:: TASK STATEMENT ::
Using the data below, determine the number of lines that include the string "change". Write only that number.

:: DATASET ::
· · · ·

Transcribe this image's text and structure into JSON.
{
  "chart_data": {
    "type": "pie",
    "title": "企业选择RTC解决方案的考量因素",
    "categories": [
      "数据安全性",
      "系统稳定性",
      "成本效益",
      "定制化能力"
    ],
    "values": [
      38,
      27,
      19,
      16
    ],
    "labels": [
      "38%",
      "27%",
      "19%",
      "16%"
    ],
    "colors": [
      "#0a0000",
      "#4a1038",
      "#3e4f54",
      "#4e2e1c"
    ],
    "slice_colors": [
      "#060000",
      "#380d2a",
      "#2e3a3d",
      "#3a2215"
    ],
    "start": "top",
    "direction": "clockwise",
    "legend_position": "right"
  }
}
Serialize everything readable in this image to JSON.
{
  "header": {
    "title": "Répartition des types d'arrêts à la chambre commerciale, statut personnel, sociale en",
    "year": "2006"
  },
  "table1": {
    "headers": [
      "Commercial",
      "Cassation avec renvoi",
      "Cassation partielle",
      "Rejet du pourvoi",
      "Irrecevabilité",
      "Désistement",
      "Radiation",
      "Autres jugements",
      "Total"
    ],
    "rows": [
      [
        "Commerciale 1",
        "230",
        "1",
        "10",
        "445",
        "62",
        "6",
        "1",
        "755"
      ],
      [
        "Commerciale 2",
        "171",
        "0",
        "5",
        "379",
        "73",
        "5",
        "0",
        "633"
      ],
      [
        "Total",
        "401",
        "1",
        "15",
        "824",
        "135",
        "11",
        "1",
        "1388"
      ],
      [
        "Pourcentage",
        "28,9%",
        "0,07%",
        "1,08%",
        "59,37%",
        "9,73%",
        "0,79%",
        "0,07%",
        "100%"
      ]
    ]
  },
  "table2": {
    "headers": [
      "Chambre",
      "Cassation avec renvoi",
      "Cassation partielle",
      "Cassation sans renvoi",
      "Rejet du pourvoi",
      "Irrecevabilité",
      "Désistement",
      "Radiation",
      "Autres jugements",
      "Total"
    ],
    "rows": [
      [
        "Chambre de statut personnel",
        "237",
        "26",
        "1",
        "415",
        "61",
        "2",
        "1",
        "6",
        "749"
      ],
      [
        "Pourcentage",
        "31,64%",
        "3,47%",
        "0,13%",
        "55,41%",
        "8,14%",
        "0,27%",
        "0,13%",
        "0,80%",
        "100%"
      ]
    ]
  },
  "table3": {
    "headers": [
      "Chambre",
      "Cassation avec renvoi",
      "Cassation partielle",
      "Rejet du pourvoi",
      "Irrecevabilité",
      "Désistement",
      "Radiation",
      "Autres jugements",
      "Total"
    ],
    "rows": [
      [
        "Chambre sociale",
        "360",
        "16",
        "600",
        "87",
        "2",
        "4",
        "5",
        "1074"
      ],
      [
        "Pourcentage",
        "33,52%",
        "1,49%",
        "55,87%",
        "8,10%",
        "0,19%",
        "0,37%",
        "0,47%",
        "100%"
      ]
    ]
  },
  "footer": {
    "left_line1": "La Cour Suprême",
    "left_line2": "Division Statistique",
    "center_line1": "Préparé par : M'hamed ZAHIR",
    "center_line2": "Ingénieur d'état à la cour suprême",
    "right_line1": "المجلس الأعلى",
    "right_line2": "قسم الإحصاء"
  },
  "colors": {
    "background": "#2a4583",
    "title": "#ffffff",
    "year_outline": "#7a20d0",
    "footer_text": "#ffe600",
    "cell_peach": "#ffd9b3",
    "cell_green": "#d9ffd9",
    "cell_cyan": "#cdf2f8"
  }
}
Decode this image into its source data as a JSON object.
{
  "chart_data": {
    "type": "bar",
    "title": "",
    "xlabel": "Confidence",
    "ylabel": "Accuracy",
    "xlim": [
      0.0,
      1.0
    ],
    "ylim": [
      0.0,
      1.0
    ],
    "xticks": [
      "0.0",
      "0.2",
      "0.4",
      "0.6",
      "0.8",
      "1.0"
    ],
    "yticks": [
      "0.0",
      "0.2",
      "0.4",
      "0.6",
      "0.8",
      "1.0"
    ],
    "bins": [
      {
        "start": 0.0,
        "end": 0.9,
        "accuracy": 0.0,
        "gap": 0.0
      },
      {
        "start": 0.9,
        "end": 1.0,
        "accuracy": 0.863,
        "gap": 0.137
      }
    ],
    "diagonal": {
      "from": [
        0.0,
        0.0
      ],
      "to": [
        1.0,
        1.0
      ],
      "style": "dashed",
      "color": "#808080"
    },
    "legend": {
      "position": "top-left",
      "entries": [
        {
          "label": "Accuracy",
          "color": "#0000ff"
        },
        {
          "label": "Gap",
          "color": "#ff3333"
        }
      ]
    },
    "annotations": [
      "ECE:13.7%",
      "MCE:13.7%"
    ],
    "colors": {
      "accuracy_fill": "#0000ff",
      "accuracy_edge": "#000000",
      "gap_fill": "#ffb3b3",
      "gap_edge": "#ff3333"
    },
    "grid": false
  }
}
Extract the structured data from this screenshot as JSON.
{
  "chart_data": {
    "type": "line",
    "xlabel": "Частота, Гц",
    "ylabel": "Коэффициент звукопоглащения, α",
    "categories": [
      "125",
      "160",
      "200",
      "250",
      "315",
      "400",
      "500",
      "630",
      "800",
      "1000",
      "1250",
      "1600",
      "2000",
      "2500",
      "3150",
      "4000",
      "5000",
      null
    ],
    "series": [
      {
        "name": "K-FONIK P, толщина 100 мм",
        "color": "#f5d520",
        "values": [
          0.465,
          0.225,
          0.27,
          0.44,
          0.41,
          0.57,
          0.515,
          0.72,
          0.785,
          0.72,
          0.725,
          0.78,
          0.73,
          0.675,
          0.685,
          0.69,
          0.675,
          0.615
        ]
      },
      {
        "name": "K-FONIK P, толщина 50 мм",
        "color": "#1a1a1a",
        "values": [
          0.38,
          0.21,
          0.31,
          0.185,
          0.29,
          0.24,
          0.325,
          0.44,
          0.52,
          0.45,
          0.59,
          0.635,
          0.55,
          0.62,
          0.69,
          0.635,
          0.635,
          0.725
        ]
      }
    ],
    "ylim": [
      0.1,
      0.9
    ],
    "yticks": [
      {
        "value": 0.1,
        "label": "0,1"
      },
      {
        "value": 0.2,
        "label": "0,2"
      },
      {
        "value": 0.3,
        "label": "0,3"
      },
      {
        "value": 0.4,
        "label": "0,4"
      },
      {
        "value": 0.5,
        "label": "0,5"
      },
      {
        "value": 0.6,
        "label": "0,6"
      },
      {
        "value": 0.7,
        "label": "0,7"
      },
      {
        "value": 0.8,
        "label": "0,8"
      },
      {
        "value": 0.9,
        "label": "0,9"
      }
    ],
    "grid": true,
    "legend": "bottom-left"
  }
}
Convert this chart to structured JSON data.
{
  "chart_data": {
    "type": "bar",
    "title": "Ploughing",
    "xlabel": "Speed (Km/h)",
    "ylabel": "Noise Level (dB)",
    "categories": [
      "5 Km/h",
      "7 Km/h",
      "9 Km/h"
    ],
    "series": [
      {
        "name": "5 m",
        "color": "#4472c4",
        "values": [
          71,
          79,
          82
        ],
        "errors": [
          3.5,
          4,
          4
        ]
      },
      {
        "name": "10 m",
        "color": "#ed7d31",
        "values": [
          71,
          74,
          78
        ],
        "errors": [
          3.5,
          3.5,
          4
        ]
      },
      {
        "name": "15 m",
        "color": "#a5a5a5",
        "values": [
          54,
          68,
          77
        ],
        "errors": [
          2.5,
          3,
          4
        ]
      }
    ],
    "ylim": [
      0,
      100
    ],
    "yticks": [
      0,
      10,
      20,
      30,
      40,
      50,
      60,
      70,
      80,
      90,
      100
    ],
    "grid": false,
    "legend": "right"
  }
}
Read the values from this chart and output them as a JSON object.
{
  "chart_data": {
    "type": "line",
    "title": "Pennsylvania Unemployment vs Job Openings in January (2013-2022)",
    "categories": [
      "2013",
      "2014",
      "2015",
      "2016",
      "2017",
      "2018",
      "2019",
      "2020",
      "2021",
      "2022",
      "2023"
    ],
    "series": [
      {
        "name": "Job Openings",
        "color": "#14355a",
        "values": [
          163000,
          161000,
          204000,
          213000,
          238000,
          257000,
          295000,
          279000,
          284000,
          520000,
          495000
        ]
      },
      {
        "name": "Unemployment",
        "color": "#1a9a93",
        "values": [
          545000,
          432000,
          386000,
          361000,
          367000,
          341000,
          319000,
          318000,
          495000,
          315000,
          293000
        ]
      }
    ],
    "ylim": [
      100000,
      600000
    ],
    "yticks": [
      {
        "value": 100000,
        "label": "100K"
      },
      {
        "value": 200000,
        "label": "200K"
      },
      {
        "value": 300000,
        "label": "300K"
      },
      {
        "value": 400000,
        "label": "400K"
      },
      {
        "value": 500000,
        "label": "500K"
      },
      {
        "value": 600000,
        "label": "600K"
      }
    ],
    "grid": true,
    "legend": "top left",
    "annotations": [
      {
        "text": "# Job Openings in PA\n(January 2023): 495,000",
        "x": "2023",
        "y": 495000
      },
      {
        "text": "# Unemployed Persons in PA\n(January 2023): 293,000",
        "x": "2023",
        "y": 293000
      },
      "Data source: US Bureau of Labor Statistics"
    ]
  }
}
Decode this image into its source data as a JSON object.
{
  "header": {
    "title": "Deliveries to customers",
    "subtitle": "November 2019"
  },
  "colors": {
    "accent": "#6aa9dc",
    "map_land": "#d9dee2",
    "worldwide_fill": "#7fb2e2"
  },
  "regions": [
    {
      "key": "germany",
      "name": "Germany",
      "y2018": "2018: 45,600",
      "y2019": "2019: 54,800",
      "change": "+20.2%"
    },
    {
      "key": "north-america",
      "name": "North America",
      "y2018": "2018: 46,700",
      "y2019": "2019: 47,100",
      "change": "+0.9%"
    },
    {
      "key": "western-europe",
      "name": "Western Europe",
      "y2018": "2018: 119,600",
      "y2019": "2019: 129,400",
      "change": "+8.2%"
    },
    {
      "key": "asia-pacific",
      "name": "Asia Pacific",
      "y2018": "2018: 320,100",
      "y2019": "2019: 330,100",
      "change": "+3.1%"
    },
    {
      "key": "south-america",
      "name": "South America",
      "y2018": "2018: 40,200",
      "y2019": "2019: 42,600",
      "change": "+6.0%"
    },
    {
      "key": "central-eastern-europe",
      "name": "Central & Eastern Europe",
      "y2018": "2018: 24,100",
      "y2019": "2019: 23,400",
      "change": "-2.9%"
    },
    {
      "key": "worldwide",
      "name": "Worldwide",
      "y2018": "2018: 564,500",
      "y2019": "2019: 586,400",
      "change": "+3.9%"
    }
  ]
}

· · · ·

:: ANSWER BELOW ::
7